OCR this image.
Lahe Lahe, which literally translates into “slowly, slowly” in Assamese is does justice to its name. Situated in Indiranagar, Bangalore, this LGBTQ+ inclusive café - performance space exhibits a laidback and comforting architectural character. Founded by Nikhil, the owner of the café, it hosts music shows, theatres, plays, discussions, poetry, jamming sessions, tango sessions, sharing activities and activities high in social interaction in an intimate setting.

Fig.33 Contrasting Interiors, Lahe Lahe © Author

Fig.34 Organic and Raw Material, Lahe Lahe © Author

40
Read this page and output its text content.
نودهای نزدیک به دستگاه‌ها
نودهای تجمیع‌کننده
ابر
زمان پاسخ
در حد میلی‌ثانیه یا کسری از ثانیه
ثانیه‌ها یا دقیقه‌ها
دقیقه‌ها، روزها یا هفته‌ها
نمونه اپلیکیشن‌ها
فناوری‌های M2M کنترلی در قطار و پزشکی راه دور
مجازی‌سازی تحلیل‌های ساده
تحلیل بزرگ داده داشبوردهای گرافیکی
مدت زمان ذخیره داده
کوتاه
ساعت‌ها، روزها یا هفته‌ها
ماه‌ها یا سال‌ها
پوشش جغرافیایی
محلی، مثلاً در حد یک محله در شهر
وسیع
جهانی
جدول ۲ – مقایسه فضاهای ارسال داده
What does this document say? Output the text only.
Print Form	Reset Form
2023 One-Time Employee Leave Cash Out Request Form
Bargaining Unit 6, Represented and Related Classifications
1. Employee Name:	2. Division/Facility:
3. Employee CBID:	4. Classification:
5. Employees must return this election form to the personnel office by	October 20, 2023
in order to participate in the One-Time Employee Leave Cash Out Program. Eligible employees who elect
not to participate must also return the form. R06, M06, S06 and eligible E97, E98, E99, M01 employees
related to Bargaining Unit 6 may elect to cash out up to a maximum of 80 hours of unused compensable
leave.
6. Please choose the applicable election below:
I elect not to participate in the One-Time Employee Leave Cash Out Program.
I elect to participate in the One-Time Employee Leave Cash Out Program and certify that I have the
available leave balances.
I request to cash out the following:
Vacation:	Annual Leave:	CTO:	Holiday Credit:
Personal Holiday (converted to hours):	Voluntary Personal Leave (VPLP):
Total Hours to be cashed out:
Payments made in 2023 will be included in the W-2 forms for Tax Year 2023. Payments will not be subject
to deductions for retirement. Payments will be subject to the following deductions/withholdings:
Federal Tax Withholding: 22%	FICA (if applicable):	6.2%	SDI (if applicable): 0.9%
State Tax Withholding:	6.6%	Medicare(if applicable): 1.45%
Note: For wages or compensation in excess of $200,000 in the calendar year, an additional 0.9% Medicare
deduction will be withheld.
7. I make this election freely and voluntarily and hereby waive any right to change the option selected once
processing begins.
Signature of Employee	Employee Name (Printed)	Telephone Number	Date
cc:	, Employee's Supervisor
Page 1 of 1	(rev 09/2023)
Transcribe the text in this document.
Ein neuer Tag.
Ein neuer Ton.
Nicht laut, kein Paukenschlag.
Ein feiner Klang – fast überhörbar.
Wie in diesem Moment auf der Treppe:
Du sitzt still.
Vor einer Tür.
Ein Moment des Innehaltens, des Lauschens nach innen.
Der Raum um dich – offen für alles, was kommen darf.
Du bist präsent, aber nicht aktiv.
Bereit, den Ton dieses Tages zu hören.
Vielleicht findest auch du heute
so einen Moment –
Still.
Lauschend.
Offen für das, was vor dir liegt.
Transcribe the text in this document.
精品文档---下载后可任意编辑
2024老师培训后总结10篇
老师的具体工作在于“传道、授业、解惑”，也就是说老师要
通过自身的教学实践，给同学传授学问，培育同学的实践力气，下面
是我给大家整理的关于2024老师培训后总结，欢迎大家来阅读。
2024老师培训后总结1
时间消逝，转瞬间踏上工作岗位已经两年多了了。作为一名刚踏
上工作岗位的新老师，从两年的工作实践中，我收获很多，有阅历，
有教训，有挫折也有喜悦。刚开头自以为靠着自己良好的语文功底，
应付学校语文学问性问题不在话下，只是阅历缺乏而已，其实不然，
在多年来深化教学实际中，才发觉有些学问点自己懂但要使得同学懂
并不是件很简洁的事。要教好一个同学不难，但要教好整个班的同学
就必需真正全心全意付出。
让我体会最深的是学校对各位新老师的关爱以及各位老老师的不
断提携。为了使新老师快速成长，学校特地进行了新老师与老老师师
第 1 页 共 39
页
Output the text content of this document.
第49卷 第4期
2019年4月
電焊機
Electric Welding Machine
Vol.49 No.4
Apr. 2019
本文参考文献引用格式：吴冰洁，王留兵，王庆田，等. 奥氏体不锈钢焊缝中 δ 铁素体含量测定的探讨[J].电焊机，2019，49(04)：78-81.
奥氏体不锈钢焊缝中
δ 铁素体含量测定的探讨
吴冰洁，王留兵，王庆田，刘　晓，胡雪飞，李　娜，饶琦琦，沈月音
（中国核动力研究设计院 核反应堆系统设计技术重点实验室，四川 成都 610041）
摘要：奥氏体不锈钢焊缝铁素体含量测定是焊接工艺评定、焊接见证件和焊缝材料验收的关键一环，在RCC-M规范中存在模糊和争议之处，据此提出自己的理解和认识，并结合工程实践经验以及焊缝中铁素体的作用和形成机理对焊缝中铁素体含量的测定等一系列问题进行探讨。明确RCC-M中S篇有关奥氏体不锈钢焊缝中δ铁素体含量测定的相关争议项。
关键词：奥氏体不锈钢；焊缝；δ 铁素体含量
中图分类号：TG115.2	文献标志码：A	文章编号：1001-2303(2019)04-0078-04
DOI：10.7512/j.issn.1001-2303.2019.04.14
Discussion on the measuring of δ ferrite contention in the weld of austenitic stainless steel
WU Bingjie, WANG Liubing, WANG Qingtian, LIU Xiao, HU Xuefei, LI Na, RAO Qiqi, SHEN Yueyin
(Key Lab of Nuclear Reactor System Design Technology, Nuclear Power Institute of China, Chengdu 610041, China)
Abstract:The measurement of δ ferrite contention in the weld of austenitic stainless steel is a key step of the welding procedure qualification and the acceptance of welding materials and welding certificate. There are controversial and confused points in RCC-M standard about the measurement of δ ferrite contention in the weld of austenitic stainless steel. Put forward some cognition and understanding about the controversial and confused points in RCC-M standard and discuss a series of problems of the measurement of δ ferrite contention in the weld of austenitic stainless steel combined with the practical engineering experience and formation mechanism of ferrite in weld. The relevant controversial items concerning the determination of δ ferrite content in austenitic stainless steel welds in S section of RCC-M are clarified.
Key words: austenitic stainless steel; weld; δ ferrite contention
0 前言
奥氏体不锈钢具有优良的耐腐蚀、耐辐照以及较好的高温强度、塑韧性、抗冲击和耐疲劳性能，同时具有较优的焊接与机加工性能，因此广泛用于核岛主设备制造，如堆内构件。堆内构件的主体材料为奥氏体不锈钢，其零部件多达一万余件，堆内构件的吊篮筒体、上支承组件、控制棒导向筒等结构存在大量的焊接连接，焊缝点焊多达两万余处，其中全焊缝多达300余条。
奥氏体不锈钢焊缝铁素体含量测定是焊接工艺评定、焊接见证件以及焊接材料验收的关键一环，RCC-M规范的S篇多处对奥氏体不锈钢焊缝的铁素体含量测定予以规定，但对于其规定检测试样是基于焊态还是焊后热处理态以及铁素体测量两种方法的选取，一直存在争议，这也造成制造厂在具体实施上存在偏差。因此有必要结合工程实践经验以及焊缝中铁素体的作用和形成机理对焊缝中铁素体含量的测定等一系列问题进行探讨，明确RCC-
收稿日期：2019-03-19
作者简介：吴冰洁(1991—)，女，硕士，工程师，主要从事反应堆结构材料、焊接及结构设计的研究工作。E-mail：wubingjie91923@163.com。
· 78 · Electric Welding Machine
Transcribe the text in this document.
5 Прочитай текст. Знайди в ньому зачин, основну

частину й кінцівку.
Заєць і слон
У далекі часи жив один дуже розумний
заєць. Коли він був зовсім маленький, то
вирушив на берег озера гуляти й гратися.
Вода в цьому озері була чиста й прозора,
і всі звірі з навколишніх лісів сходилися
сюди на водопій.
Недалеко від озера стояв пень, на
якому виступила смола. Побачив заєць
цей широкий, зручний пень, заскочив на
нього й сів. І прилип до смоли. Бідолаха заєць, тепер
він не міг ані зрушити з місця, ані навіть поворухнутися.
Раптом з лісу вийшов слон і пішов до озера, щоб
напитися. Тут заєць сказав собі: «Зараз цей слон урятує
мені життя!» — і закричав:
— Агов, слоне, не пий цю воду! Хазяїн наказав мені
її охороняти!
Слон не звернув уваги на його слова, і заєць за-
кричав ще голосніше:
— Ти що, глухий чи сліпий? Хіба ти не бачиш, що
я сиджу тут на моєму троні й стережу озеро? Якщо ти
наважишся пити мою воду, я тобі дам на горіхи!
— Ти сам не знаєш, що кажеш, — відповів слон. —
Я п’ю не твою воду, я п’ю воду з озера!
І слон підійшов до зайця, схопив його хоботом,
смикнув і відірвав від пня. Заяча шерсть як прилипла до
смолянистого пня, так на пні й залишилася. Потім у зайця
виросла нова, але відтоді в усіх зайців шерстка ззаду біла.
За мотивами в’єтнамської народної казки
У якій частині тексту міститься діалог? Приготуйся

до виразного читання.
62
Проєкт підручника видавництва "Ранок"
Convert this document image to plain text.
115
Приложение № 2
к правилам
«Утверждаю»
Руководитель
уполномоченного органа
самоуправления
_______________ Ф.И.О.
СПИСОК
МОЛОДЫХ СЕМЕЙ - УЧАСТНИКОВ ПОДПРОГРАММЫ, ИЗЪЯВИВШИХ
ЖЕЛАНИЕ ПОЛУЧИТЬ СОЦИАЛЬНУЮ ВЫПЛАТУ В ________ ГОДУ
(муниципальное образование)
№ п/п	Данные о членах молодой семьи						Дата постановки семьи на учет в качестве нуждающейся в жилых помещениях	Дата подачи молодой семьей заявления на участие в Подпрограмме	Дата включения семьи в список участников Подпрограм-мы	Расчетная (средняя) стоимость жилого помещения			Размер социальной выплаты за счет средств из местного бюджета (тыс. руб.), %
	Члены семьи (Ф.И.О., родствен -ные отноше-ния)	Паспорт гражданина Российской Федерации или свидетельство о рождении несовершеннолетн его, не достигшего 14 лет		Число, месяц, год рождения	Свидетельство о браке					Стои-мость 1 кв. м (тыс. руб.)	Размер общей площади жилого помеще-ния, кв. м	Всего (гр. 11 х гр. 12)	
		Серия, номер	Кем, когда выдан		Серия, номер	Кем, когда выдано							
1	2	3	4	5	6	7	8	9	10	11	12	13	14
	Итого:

_ _ _

TASK PROMPT -
Pull every line containing "铁素体含量测定的探讨" out of the data above.

PROBLEM SOLUTION -
本文参考文献引用格式：吴冰洁，王留兵，王庆田，等. 奥氏体不锈钢焊缝中 δ 铁素体含量测定的探讨[J].电焊机，2019，49(04)：78-81.
δ 铁素体含量测定的探讨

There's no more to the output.